■ Direction
Copy the material that follows word for word and omit its pictures.

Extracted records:
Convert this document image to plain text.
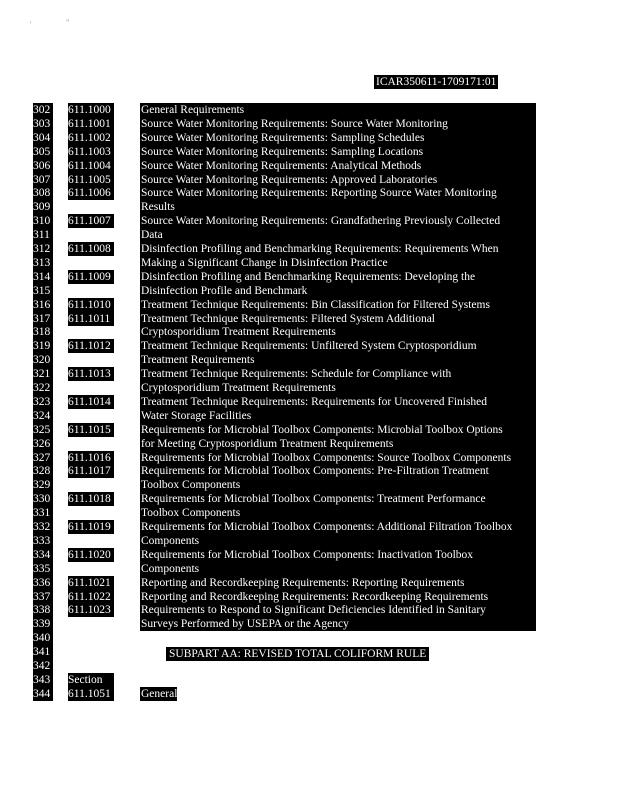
'	"
ICAR350611-1709171:01
302 611.1000	General Requirements
303 611.1001	Source Water Monitoring Requirements: Source Water Monitoring
304 611.1002	Source Water Monitoring Requirements: Sampling Schedules
305 611.1003	Source Water Monitoring Requirements: Sampling Locations
306 611.1004	Source Water Monitoring Requirements: Analytical Methods
307 611.1005	Source Water Monitoring Requirements: Approved Laboratories
308 611.1006	Source Water Monitoring Requirements: Reporting Source Water Monitoring
309	Results
310 611.1007	Source Water Monitoring Requirements: Grandfathering Previously Collected
311	Data
312 611.1008	Disinfection Profiling and Benchmarking Requirements: Requirements When
313	Making a Significant Change in Disinfection Practice
314 611.1009	Disinfection Profiling and Benchmarking Requirements: Developing the
315	Disinfection Profile and Benchmark
316 611.1010	Treatment Technique Requirements: Bin Classification for Filtered Systems
317 611.1011	Treatment Technique Requirements: Filtered System Additional
318	Cryptosporidium Treatment Requirements
319 611.1012	Treatment Technique Requirements: Unfiltered System Cryptosporidium
320	Treatment Requirements
321 611.1013	Treatment Technique Requirements: Schedule for Compliance with
322	Cryptosporidium Treatment Requirements
323 611.1014	Treatment Technique Requirements: Requirements for Uncovered Finished
324	Water Storage Facilities
325 611.1015	Requirements for Microbial Toolbox Components: Microbial Toolbox Options
326	for Meeting Cryptosporidium Treatment Requirements
327 611.1016	Requirements for Microbial Toolbox Components: Source Toolbox Components
328 611.1017	Requirements for Microbial Toolbox Components: Pre-Filtration Treatment
329	Toolbox Components
330 611.1018	Requirements for Microbial Toolbox Components: Treatment Performance
331	Toolbox Components
332 611.1019	Requirements for Microbial Toolbox Components: Additional Filtration Toolbox
333	Components
334 611.1020	Requirements for Microbial Toolbox Components: Inactivation Toolbox
335	Components
336 611.1021	Reporting and Recordkeeping Requirements: Reporting Requirements
337 611.1022	Reporting and Recordkeeping Requirements: Recordkeeping Requirements
338 611.1023	Requirements to Respond to Significant Deficiencies Identified in Sanitary
339	Surveys Performed by USEPA or the Agency
340
341
342
343 Section
344 611.1051	General
SUBPART AA: REVISED TOTAL COLIFORM RULE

■ The completed task
Convert this document image to plain text.
'	"
ICAR350611-1709171:01
302 611.1000	General Requirements
303 611.1001	Source Water Monitoring Requirements: Source Water Monitoring
304 611.1002	Source Water Monitoring Requirements: Sampling Schedules
305 611.1003	Source Water Monitoring Requirements: Sampling Locations
306 611.1004	Source Water Monitoring Requirements: Analytical Methods
307 611.1005	Source Water Monitoring Requirements: Approved Laboratories
308 611.1006	Source Water Monitoring Requirements: Reporting Source Water Monitoring
309	Results
310 611.1007	Source Water Monitoring Requirements: Grandfathering Previously Collected
311	Data
312 611.1008	Disinfection Profiling and Benchmarking Requirements: Requirements When
313	Making a Significant Change in Disinfection Practice
314 611.1009	Disinfection Profiling and Benchmarking Requirements: Developing the
315	Disinfection Profile and Benchmark
316 611.1010	Treatment Technique Requirements: Bin Classification for Filtered Systems
317 611.1011	Treatment Technique Requirements: Filtered System Additional
318	Cryptosporidium Treatment Requirements
319 611.1012	Treatment Technique Requirements: Unfiltered System Cryptosporidium
320	Treatment Requirements
321 611.1013	Treatment Technique Requirements: Schedule for Compliance with
322	Cryptosporidium Treatment Requirements
323 611.1014	Treatment Technique Requirements: Requirements for Uncovered Finished
324	Water Storage Facilities
325 611.1015	Requirements for Microbial Toolbox Components: Microbial Toolbox Options
326	for Meeting Cryptosporidium Treatment Requirements
327 611.1016	Requirements for Microbial Toolbox Components: Source Toolbox Components
328 611.1017	Requirements for Microbial Toolbox Components: Pre-Filtration Treatment
329	Toolbox Components
330 611.1018	Requirements for Microbial Toolbox Components: Treatment Performance
331	Toolbox Components
332 611.1019	Requirements for Microbial Toolbox Components: Additional Filtration Toolbox
333	Components
334 611.1020	Requirements for Microbial Toolbox Components: Inactivation Toolbox
335	Components
336 611.1021	Reporting and Recordkeeping Requirements: Reporting Requirements
337 611.1022	Reporting and Recordkeeping Requirements: Recordkeeping Requirements
338 611.1023	Requirements to Respond to Significant Deficiencies Identified in Sanitary
339	Surveys Performed by USEPA or the Agency
340
341
342
343 Section
344 611.1051	General
SUBPART AA: REVISED TOTAL COLIFORM RULE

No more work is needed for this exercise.